_Exercise objective_
Each entry below should be echoed exactly, with pictures omitted.

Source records
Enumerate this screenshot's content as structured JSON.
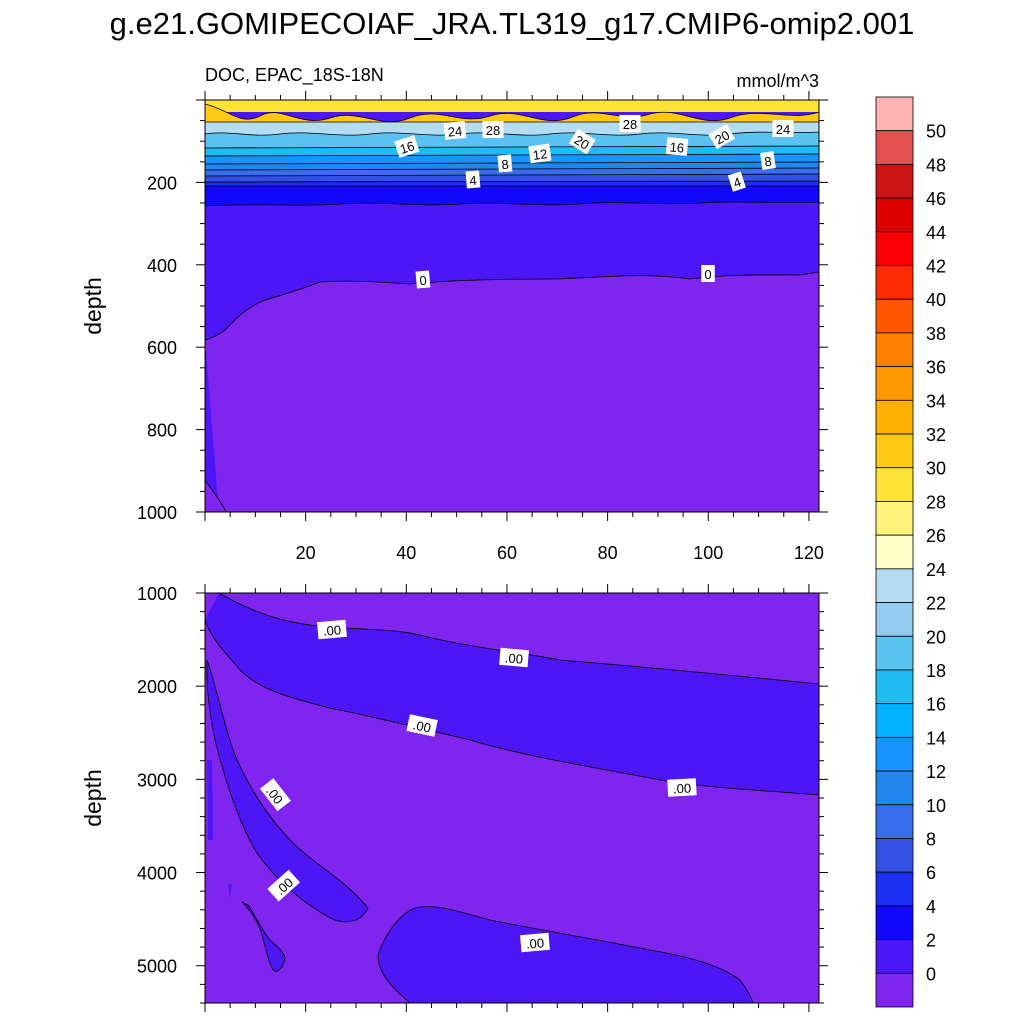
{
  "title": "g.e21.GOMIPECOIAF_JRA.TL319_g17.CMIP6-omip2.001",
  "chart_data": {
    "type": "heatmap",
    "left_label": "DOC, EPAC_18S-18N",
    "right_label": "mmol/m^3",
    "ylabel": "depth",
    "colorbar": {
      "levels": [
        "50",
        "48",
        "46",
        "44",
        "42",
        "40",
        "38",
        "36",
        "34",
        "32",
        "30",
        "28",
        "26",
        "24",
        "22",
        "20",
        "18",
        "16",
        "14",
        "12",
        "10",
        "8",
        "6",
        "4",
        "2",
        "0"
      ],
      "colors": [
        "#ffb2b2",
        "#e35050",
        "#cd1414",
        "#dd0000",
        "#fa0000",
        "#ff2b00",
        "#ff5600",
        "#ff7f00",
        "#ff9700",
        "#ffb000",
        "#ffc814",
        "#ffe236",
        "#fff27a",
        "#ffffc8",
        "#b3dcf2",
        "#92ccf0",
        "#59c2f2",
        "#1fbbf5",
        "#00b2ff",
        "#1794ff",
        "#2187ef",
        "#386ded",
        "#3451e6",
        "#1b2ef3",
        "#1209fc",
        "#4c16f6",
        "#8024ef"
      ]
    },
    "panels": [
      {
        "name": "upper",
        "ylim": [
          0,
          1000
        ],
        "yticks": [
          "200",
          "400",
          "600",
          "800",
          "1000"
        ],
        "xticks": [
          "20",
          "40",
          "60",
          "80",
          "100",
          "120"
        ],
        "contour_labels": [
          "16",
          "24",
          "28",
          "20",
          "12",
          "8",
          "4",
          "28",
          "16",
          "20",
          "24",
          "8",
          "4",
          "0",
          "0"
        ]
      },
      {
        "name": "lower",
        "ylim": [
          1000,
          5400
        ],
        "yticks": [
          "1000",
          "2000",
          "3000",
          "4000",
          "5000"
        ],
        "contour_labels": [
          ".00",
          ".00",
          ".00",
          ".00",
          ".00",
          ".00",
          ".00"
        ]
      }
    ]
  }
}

_Output of the task_
Enumerate this screenshot's content as structured JSON.
{
  "title": "g.e21.GOMIPECOIAF_JRA.TL319_g17.CMIP6-omip2.001",
  "chart_data": {
    "type": "heatmap",
    "left_label": "DOC, EPAC_18S-18N",
    "right_label": "mmol/m^3",
    "ylabel": "depth",
    "colorbar": {
      "levels": [
        "50",
        "48",
        "46",
        "44",
        "42",
        "40",
        "38",
        "36",
        "34",
        "32",
        "30",
        "28",
        "26",
        "24",
        "22",
        "20",
        "18",
        "16",
        "14",
        "12",
        "10",
        "8",
        "6",
        "4",
        "2",
        "0"
      ],
      "colors": [
        "#ffb2b2",
        "#e35050",
        "#cd1414",
        "#dd0000",
        "#fa0000",
        "#ff2b00",
        "#ff5600",
        "#ff7f00",
        "#ff9700",
        "#ffb000",
        "#ffc814",
        "#ffe236",
        "#fff27a",
        "#ffffc8",
        "#b3dcf2",
        "#92ccf0",
        "#59c2f2",
        "#1fbbf5",
        "#00b2ff",
        "#1794ff",
        "#2187ef",
        "#386ded",
        "#3451e6",
        "#1b2ef3",
        "#1209fc",
        "#4c16f6",
        "#8024ef"
      ]
    },
    "panels": [
      {
        "name": "upper",
        "ylim": [
          0,
          1000
        ],
        "yticks": [
          "200",
          "400",
          "600",
          "800",
          "1000"
        ],
        "xticks": [
          "20",
          "40",
          "60",
          "80",
          "100",
          "120"
        ],
        "contour_labels": [
          "16",
          "24",
          "28",
          "20",
          "12",
          "8",
          "4",
          "28",
          "16",
          "20",
          "24",
          "8",
          "4",
          "0",
          "0"
        ]
      },
      {
        "name": "lower",
        "ylim": [
          1000,
          5400
        ],
        "yticks": [
          "1000",
          "2000",
          "3000",
          "4000",
          "5000"
        ],
        "contour_labels": [
          ".00",
          ".00",
          ".00",
          ".00",
          ".00",
          ".00",
          ".00"
        ]
      }
    ]
  }
}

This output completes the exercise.